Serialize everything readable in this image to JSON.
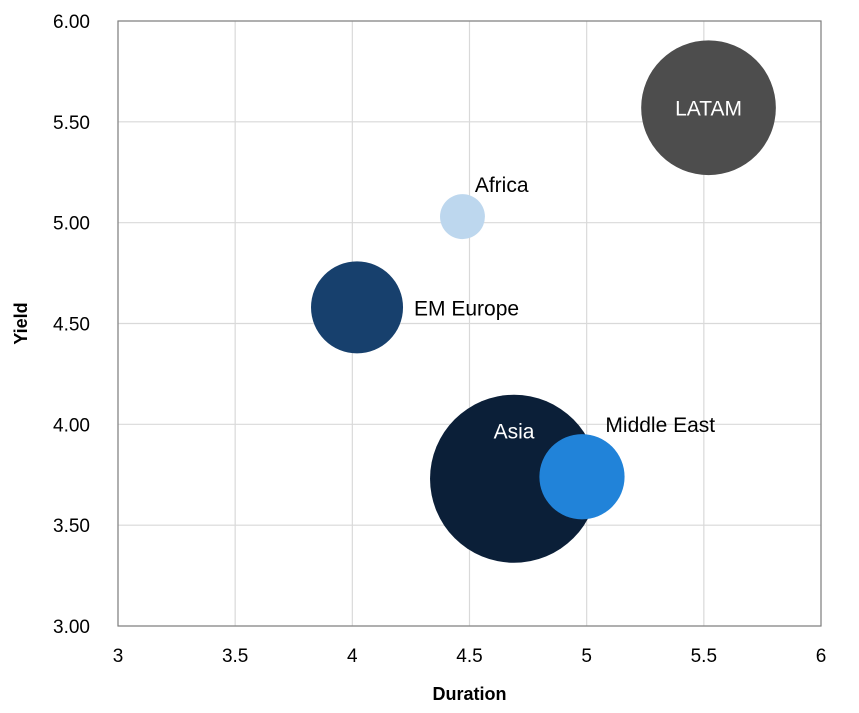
{
  "chart_data": {
    "type": "scatter",
    "title": "",
    "xlabel": "Duration",
    "ylabel": "Yield",
    "xlim": [
      3,
      6
    ],
    "ylim": [
      3.0,
      6.0
    ],
    "x_ticks": [
      "3",
      "3.5",
      "4",
      "4.5",
      "5",
      "5.5",
      "6"
    ],
    "y_ticks": [
      "3.00",
      "3.50",
      "4.00",
      "4.50",
      "5.00",
      "5.50",
      "6.00"
    ],
    "grid": true,
    "legend": "none",
    "series": [
      {
        "label": "LATAM",
        "x": 5.52,
        "y": 5.57,
        "size": 9.0,
        "color": "#4d4d4d",
        "label_color": "#ffffff",
        "label_pos": "center"
      },
      {
        "label": "Africa",
        "x": 4.47,
        "y": 5.03,
        "size": 1.0,
        "color": "#bdd7ee",
        "label_color": "#000000",
        "label_pos": "upper-right"
      },
      {
        "label": "EM Europe",
        "x": 4.02,
        "y": 4.58,
        "size": 4.2,
        "color": "#17406d",
        "label_color": "#000000",
        "label_pos": "right"
      },
      {
        "label": "Asia",
        "x": 4.69,
        "y": 3.73,
        "size": 14.0,
        "color": "#0b1f38",
        "label_color": "#ffffff",
        "label_pos": "inside-top"
      },
      {
        "label": "Middle East",
        "x": 4.98,
        "y": 3.74,
        "size": 3.6,
        "color": "#2183d9",
        "label_color": "#000000",
        "label_pos": "upper-right"
      }
    ]
  }
}
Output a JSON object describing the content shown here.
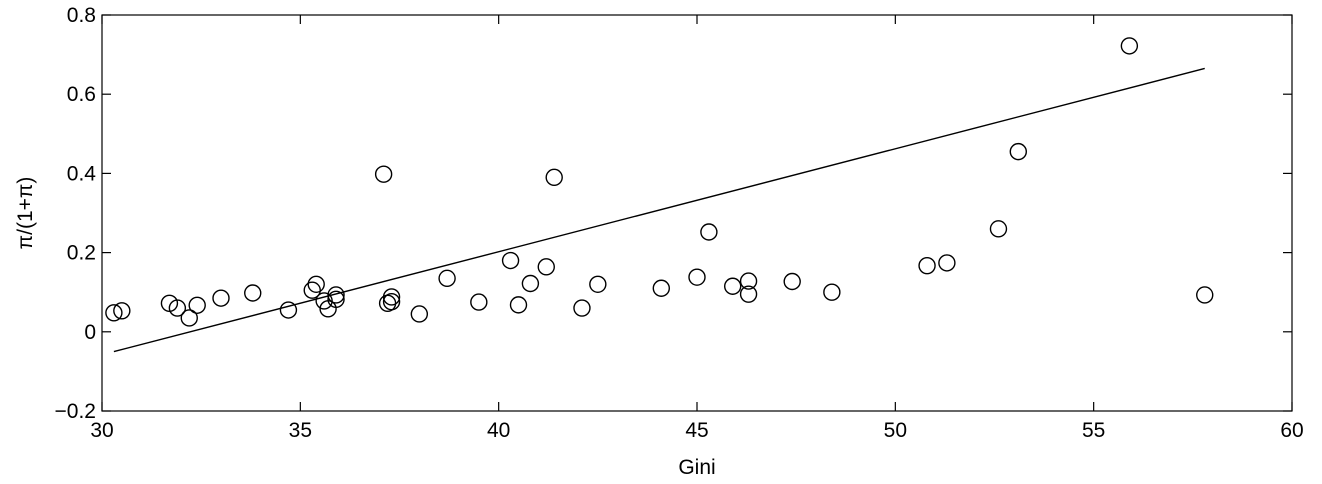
{
  "chart_data": {
    "type": "scatter",
    "xlabel": "Gini",
    "ylabel": "π/(1+π)",
    "xlim": [
      30,
      60
    ],
    "ylim": [
      -0.2,
      0.8
    ],
    "xticks": [
      30,
      35,
      40,
      45,
      50,
      55,
      60
    ],
    "xtick_labels": [
      "30",
      "35",
      "40",
      "45",
      "50",
      "55",
      "60"
    ],
    "yticks": [
      -0.2,
      0,
      0.2,
      0.4,
      0.6,
      0.8
    ],
    "ytick_labels": [
      "−0.2",
      "0",
      "0.2",
      "0.4",
      "0.6",
      "0.8"
    ],
    "grid": false,
    "marker": "open-circle",
    "points": [
      {
        "x": 30.3,
        "y": 0.048
      },
      {
        "x": 30.5,
        "y": 0.053
      },
      {
        "x": 31.7,
        "y": 0.072
      },
      {
        "x": 31.9,
        "y": 0.06
      },
      {
        "x": 32.2,
        "y": 0.035
      },
      {
        "x": 32.4,
        "y": 0.067
      },
      {
        "x": 33.0,
        "y": 0.085
      },
      {
        "x": 33.8,
        "y": 0.098
      },
      {
        "x": 34.7,
        "y": 0.055
      },
      {
        "x": 35.3,
        "y": 0.105
      },
      {
        "x": 35.4,
        "y": 0.12
      },
      {
        "x": 35.6,
        "y": 0.078
      },
      {
        "x": 35.7,
        "y": 0.058
      },
      {
        "x": 35.9,
        "y": 0.093
      },
      {
        "x": 35.9,
        "y": 0.082
      },
      {
        "x": 37.1,
        "y": 0.398
      },
      {
        "x": 37.2,
        "y": 0.072
      },
      {
        "x": 37.3,
        "y": 0.088
      },
      {
        "x": 37.3,
        "y": 0.076
      },
      {
        "x": 38.0,
        "y": 0.045
      },
      {
        "x": 38.7,
        "y": 0.135
      },
      {
        "x": 39.5,
        "y": 0.075
      },
      {
        "x": 40.3,
        "y": 0.18
      },
      {
        "x": 40.5,
        "y": 0.068
      },
      {
        "x": 40.8,
        "y": 0.122
      },
      {
        "x": 41.2,
        "y": 0.164
      },
      {
        "x": 41.4,
        "y": 0.39
      },
      {
        "x": 42.1,
        "y": 0.06
      },
      {
        "x": 42.5,
        "y": 0.12
      },
      {
        "x": 44.1,
        "y": 0.11
      },
      {
        "x": 45.0,
        "y": 0.138
      },
      {
        "x": 45.3,
        "y": 0.252
      },
      {
        "x": 45.9,
        "y": 0.115
      },
      {
        "x": 46.3,
        "y": 0.128
      },
      {
        "x": 46.3,
        "y": 0.095
      },
      {
        "x": 47.4,
        "y": 0.127
      },
      {
        "x": 48.4,
        "y": 0.1
      },
      {
        "x": 50.8,
        "y": 0.167
      },
      {
        "x": 51.3,
        "y": 0.174
      },
      {
        "x": 52.6,
        "y": 0.26
      },
      {
        "x": 53.1,
        "y": 0.455
      },
      {
        "x": 55.9,
        "y": 0.722
      },
      {
        "x": 57.8,
        "y": 0.093
      }
    ],
    "fit_line": {
      "x": [
        30.3,
        57.8
      ],
      "y": [
        -0.05,
        0.665
      ]
    }
  }
}
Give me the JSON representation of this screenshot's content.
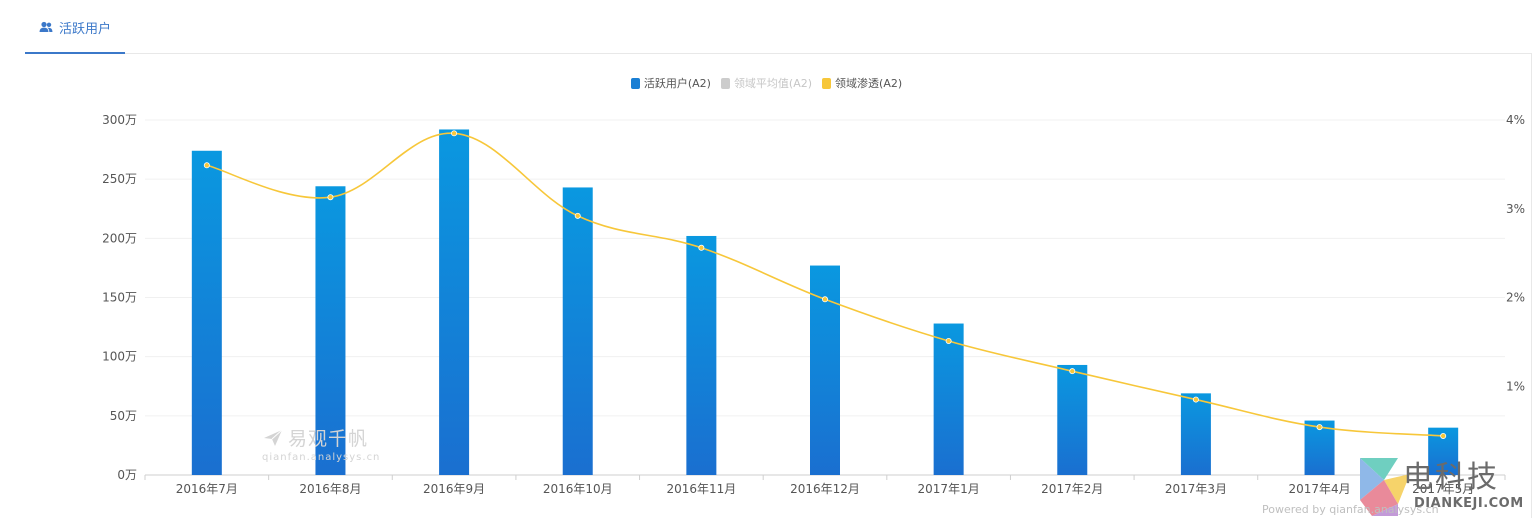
{
  "tab": {
    "label": "活跃用户"
  },
  "legend": [
    {
      "label": "活跃用户(A2)",
      "color": "#1a7fd4",
      "active": true
    },
    {
      "label": "领域平均值(A2)",
      "color": "#cccccc",
      "active": false
    },
    {
      "label": "领域渗透(A2)",
      "color": "#f7c73a",
      "active": true
    }
  ],
  "chart_data": {
    "type": "bar",
    "categories": [
      "2016年7月",
      "2016年8月",
      "2016年9月",
      "2016年10月",
      "2016年11月",
      "2016年12月",
      "2017年1月",
      "2017年2月",
      "2017年3月",
      "2017年4月",
      "2017年5月"
    ],
    "series": [
      {
        "name": "活跃用户(A2)",
        "type": "bar",
        "axis": "left",
        "color": "#1a7fd4",
        "values": [
          274,
          244,
          292,
          243,
          202,
          177,
          128,
          93,
          69,
          46,
          40
        ]
      },
      {
        "name": "领域渗透(A2)",
        "type": "line",
        "axis": "right",
        "color": "#f7c73a",
        "values": [
          3.49,
          3.13,
          3.85,
          2.92,
          2.56,
          1.98,
          1.51,
          1.17,
          0.85,
          0.54,
          0.44
        ]
      }
    ],
    "yAxisLeft": {
      "ticks": [
        "0万",
        "50万",
        "100万",
        "150万",
        "200万",
        "250万",
        "300万"
      ],
      "min": 0,
      "max": 300
    },
    "yAxisRight": {
      "ticks": [
        "1%",
        "2%",
        "3%",
        "4%"
      ],
      "min": 0,
      "max": 4
    },
    "grid": true,
    "legend_position": "top-center"
  },
  "watermark": {
    "title": "易观千帆",
    "url": "qianfan.analysys.cn"
  },
  "brand": {
    "name": "电科技",
    "domain": "DIANKEJI.COM"
  },
  "powered_by": "Powered by qianfan.analysys.cn"
}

Stated goal →
Pick out, from the lines above, every one that contains the string "size".

Output →
        "size": 9.0,
        "size": 1.0,
        "size": 4.2,
        "size": 14.0,
        "size": 3.6,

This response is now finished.